◆ **DATA ENTRIES**:
-=-=-=-=-

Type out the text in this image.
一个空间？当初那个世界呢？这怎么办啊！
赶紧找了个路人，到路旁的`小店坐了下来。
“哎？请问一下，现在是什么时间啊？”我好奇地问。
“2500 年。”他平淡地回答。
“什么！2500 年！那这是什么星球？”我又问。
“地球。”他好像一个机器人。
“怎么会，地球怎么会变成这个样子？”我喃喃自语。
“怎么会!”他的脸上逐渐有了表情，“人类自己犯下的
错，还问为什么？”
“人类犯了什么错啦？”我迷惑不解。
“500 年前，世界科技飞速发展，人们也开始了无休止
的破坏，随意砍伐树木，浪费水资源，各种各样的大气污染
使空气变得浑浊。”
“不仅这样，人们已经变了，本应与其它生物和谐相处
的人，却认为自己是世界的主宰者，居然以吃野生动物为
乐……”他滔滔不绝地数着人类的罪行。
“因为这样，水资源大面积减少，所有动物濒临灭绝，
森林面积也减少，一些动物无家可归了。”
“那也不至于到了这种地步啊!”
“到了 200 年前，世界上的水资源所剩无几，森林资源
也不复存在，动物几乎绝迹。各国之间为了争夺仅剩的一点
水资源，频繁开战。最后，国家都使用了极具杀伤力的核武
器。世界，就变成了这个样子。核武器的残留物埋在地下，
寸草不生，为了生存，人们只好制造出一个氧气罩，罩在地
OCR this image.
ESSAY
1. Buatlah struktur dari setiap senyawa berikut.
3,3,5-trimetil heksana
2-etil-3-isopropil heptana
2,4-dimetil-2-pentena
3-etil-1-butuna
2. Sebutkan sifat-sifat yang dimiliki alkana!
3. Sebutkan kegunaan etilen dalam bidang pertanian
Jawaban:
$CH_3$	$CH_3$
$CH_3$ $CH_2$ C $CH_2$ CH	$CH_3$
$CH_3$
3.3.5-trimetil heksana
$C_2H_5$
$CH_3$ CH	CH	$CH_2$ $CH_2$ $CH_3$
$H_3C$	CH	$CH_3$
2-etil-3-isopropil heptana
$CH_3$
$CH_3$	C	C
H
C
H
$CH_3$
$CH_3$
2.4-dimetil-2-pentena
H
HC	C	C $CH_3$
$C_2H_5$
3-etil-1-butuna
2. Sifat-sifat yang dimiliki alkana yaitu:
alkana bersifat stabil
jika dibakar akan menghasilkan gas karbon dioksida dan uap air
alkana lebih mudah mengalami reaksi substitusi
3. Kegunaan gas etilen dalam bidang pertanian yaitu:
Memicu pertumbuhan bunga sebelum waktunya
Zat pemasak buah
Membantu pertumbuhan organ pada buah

-=-=-=-=-

◆ **WHAT YOU HAVE TO DO**:
In the records above, how many lines include "dimetil"? Give that number and nothing more.

◆ **COMPLETED EXERCISE**:
2